Given task - Below are some entries. Copy each line that holds the string "content".

[Data records]
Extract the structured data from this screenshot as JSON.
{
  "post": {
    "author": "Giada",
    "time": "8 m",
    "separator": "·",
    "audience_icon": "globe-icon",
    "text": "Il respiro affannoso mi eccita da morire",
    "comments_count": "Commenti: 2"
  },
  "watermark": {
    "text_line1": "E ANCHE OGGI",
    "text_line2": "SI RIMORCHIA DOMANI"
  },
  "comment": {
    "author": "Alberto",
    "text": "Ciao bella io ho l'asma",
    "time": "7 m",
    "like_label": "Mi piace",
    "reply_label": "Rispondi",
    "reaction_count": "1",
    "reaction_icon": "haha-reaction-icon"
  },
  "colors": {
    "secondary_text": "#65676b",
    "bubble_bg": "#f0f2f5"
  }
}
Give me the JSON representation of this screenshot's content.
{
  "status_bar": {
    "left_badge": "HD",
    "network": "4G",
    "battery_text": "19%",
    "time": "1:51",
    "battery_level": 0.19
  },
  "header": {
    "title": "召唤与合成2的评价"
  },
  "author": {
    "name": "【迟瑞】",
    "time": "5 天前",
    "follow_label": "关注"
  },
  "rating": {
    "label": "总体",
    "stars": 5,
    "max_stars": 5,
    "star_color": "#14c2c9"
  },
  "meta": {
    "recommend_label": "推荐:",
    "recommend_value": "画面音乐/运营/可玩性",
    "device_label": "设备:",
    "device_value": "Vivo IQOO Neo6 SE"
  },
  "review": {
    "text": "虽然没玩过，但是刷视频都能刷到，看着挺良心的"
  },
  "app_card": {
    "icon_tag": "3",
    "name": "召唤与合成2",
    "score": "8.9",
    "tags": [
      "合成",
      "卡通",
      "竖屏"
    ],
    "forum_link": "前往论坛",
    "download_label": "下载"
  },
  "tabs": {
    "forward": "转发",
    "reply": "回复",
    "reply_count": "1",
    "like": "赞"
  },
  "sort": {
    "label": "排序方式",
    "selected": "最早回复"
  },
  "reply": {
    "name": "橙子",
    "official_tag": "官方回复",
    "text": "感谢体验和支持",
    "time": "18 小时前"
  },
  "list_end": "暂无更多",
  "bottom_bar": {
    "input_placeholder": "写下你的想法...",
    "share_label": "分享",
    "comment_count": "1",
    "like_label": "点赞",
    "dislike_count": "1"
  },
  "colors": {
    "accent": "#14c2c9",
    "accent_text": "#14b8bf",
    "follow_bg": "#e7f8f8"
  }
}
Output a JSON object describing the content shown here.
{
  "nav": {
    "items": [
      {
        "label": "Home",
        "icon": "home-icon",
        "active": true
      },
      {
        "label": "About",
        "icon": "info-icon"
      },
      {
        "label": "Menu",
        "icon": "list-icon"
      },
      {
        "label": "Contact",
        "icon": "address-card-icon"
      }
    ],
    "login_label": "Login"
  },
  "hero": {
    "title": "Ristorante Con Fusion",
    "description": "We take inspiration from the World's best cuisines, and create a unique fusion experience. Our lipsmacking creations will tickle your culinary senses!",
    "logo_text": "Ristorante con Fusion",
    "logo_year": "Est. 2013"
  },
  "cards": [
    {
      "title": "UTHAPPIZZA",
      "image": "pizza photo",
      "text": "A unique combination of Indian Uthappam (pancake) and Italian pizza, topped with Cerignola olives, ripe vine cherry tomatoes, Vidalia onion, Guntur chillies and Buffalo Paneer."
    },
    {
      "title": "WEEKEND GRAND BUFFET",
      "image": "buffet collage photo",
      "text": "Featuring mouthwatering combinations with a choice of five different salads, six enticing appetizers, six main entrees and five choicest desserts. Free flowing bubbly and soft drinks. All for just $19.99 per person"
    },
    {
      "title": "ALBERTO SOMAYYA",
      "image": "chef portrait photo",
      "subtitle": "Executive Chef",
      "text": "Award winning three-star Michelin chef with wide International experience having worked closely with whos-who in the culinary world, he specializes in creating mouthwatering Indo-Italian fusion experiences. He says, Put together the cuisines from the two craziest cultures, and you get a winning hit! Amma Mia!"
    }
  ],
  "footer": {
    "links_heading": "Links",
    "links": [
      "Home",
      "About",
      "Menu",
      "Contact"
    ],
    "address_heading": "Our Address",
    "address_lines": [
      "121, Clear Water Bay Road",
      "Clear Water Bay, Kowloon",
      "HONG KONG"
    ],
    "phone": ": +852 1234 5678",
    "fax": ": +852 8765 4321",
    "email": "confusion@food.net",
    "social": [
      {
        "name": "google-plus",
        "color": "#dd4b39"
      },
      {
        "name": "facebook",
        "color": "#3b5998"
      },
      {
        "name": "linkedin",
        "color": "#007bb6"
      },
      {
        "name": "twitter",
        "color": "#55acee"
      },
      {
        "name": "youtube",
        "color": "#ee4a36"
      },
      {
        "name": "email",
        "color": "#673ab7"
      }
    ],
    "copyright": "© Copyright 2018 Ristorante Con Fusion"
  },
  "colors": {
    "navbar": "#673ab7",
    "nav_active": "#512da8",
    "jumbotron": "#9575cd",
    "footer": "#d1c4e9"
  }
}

Complete output -
Give me the JSON representation of this screenshot's content.
Output a JSON object describing the content shown here.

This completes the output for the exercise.